* REQUEST
Do not carry the pictures over; copy every other part of the entries exactly.

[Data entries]
.....
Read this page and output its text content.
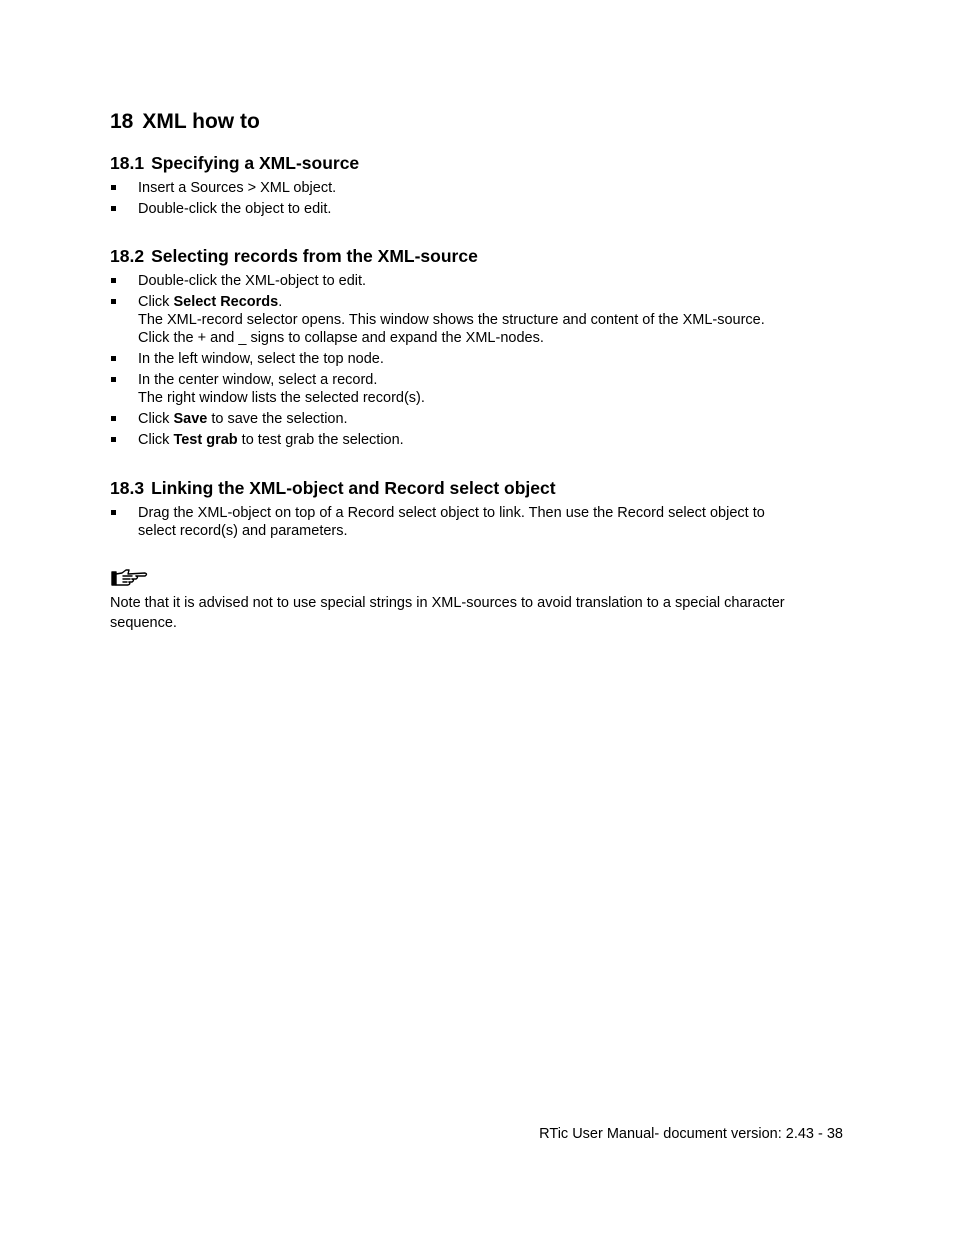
18 XML how to
18.1 Specifying a XML-source
Insert a Sources > XML object.
Double-click the object to edit.
18.2 Selecting records from the XML-source
Double-click the XML-object to edit.
Click Select Records.
The XML-record selector opens. This window shows the structure and content of the XML-source.
Click the + and _ signs to collapse and expand the XML-nodes.
In the left window, select the top node.
In the center window, select a record.
The right window lists the selected record(s).
Click Save to save the selection.
Click Test grab to test grab the selection.
18.3 Linking the XML-object and Record select object
Drag the XML-object on top of a Record select object to link. Then use the Record select object to
select record(s) and parameters.

Note that it is advised not to use special strings in XML-sources to avoid translation to a special character sequence.

RTic User Manual- document version: 2.43 - 38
.....
* FULL SOLUTION
Read this page and output its text content.
18 XML how to
18.1 Specifying a XML-source
Insert a Sources > XML object.
Double-click the object to edit.
18.2 Selecting records from the XML-source
Double-click the XML-object to edit.
Click Select Records.
The XML-record selector opens. This window shows the structure and content of the XML-source.
Click the + and _ signs to collapse and expand the XML-nodes.
In the left window, select the top node.
In the center window, select a record.
The right window lists the selected record(s).
Click Save to save the selection.
Click Test grab to test grab the selection.
18.3 Linking the XML-object and Record select object
Drag the XML-object on top of a Record select object to link. Then use the Record select object to
select record(s) and parameters.

Note that it is advised not to use special strings in XML-sources to avoid translation to a special character sequence.

RTic User Manual- document version: 2.43 - 38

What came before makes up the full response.